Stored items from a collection
-*-

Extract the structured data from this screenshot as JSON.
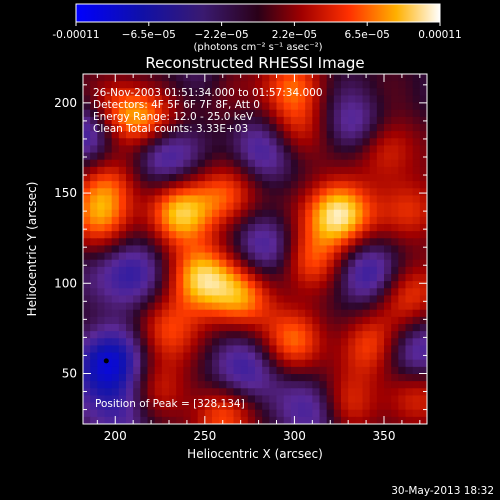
{
  "colorbar": {
    "tick_labels": [
      "-0.00011",
      "−6.5e−05",
      "−2.2e−05",
      "2.2e−05",
      "6.5e−05",
      "0.00011"
    ],
    "units": "(photons cm⁻² s⁻¹ asec⁻²)"
  },
  "chart_data": {
    "type": "heatmap",
    "title": "Reconstructed RHESSI Image",
    "xlabel": "Heliocentric X (arcsec)",
    "ylabel": "Heliocentric Y (arcsec)",
    "xlim": [
      182,
      374
    ],
    "ylim": [
      22,
      216
    ],
    "xticks": [
      200,
      250,
      300,
      350
    ],
    "yticks": [
      50,
      100,
      150,
      200
    ],
    "zlim": [
      -0.00011,
      0.00011
    ],
    "colormap": "RHESSI blue-white-red",
    "annotations": [
      "26-Nov-2003 01:51:34.000 to 01:57:34.000",
      "Detectors: 4F 5F 6F 7F 8F, Att 0",
      "Energy Range: 12.0 - 25.0 keV",
      "Clean    Total counts: 3.33E+03"
    ],
    "peak_label": "Position of Peak = [328,134]",
    "peak": [
      328,
      134
    ],
    "sources": [
      {
        "x": 325,
        "y": 138,
        "amp": 1.0
      },
      {
        "x": 247,
        "y": 103,
        "amp": 0.85
      },
      {
        "x": 271,
        "y": 91,
        "amp": 0.6
      },
      {
        "x": 235,
        "y": 139,
        "amp": 0.7
      },
      {
        "x": 263,
        "y": 148,
        "amp": 0.55
      },
      {
        "x": 307,
        "y": 112,
        "amp": 0.55
      },
      {
        "x": 300,
        "y": 68,
        "amp": 0.5
      },
      {
        "x": 327,
        "y": 32,
        "amp": 0.55
      },
      {
        "x": 341,
        "y": 65,
        "amp": 0.5
      },
      {
        "x": 362,
        "y": 94,
        "amp": 0.5
      },
      {
        "x": 350,
        "y": 175,
        "amp": 0.55
      },
      {
        "x": 300,
        "y": 183,
        "amp": 0.45
      },
      {
        "x": 203,
        "y": 195,
        "amp": 0.55
      },
      {
        "x": 195,
        "y": 155,
        "amp": 0.45
      },
      {
        "x": 220,
        "y": 190,
        "amp": 0.5
      },
      {
        "x": 262,
        "y": 208,
        "amp": 0.4
      },
      {
        "x": 300,
        "y": 210,
        "amp": 0.45
      },
      {
        "x": 193,
        "y": 135,
        "amp": 0.5
      },
      {
        "x": 227,
        "y": 74,
        "amp": 0.45
      },
      {
        "x": 260,
        "y": 26,
        "amp": 0.5
      },
      {
        "x": 225,
        "y": 40,
        "amp": 0.4
      },
      {
        "x": 368,
        "y": 140,
        "amp": 0.4
      },
      {
        "x": 365,
        "y": 38,
        "amp": 0.45
      },
      {
        "x": 196,
        "y": 56,
        "amp": -0.8
      },
      {
        "x": 210,
        "y": 105,
        "amp": -0.55
      },
      {
        "x": 225,
        "y": 172,
        "amp": -0.5
      },
      {
        "x": 185,
        "y": 185,
        "amp": -0.45
      },
      {
        "x": 282,
        "y": 175,
        "amp": -0.5
      },
      {
        "x": 285,
        "y": 120,
        "amp": -0.45
      },
      {
        "x": 340,
        "y": 105,
        "amp": -0.5
      },
      {
        "x": 335,
        "y": 185,
        "amp": -0.45
      },
      {
        "x": 315,
        "y": 30,
        "amp": -0.55
      },
      {
        "x": 272,
        "y": 50,
        "amp": -0.45
      },
      {
        "x": 365,
        "y": 60,
        "amp": -0.45
      },
      {
        "x": 250,
        "y": 212,
        "amp": -0.35
      },
      {
        "x": 205,
        "y": 30,
        "amp": -0.4
      }
    ]
  },
  "footer": {
    "date": "30-May-2013 18:32"
  }
}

-*-

Return the entries unchanged, save for the pictures, which do not belong in the copy.

TASK SOLUTION:
Extract the structured data from this screenshot as JSON.
{
  "colorbar": {
    "tick_labels": [
      "-0.00011",
      "−6.5e−05",
      "−2.2e−05",
      "2.2e−05",
      "6.5e−05",
      "0.00011"
    ],
    "units": "(photons cm⁻² s⁻¹ asec⁻²)"
  },
  "chart_data": {
    "type": "heatmap",
    "title": "Reconstructed RHESSI Image",
    "xlabel": "Heliocentric X (arcsec)",
    "ylabel": "Heliocentric Y (arcsec)",
    "xlim": [
      182,
      374
    ],
    "ylim": [
      22,
      216
    ],
    "xticks": [
      200,
      250,
      300,
      350
    ],
    "yticks": [
      50,
      100,
      150,
      200
    ],
    "zlim": [
      -0.00011,
      0.00011
    ],
    "colormap": "RHESSI blue-white-red",
    "annotations": [
      "26-Nov-2003 01:51:34.000 to 01:57:34.000",
      "Detectors: 4F 5F 6F 7F 8F, Att 0",
      "Energy Range: 12.0 - 25.0 keV",
      "Clean    Total counts: 3.33E+03"
    ],
    "peak_label": "Position of Peak = [328,134]",
    "peak": [
      328,
      134
    ],
    "sources": [
      {
        "x": 325,
        "y": 138,
        "amp": 1.0
      },
      {
        "x": 247,
        "y": 103,
        "amp": 0.85
      },
      {
        "x": 271,
        "y": 91,
        "amp": 0.6
      },
      {
        "x": 235,
        "y": 139,
        "amp": 0.7
      },
      {
        "x": 263,
        "y": 148,
        "amp": 0.55
      },
      {
        "x": 307,
        "y": 112,
        "amp": 0.55
      },
      {
        "x": 300,
        "y": 68,
        "amp": 0.5
      },
      {
        "x": 327,
        "y": 32,
        "amp": 0.55
      },
      {
        "x": 341,
        "y": 65,
        "amp": 0.5
      },
      {
        "x": 362,
        "y": 94,
        "amp": 0.5
      },
      {
        "x": 350,
        "y": 175,
        "amp": 0.55
      },
      {
        "x": 300,
        "y": 183,
        "amp": 0.45
      },
      {
        "x": 203,
        "y": 195,
        "amp": 0.55
      },
      {
        "x": 195,
        "y": 155,
        "amp": 0.45
      },
      {
        "x": 220,
        "y": 190,
        "amp": 0.5
      },
      {
        "x": 262,
        "y": 208,
        "amp": 0.4
      },
      {
        "x": 300,
        "y": 210,
        "amp": 0.45
      },
      {
        "x": 193,
        "y": 135,
        "amp": 0.5
      },
      {
        "x": 227,
        "y": 74,
        "amp": 0.45
      },
      {
        "x": 260,
        "y": 26,
        "amp": 0.5
      },
      {
        "x": 225,
        "y": 40,
        "amp": 0.4
      },
      {
        "x": 368,
        "y": 140,
        "amp": 0.4
      },
      {
        "x": 365,
        "y": 38,
        "amp": 0.45
      },
      {
        "x": 196,
        "y": 56,
        "amp": -0.8
      },
      {
        "x": 210,
        "y": 105,
        "amp": -0.55
      },
      {
        "x": 225,
        "y": 172,
        "amp": -0.5
      },
      {
        "x": 185,
        "y": 185,
        "amp": -0.45
      },
      {
        "x": 282,
        "y": 175,
        "amp": -0.5
      },
      {
        "x": 285,
        "y": 120,
        "amp": -0.45
      },
      {
        "x": 340,
        "y": 105,
        "amp": -0.5
      },
      {
        "x": 335,
        "y": 185,
        "amp": -0.45
      },
      {
        "x": 315,
        "y": 30,
        "amp": -0.55
      },
      {
        "x": 272,
        "y": 50,
        "amp": -0.45
      },
      {
        "x": 365,
        "y": 60,
        "amp": -0.45
      },
      {
        "x": 250,
        "y": 212,
        "amp": -0.35
      },
      {
        "x": 205,
        "y": 30,
        "amp": -0.4
      }
    ]
  },
  "footer": {
    "date": "30-May-2013 18:32"
  }
}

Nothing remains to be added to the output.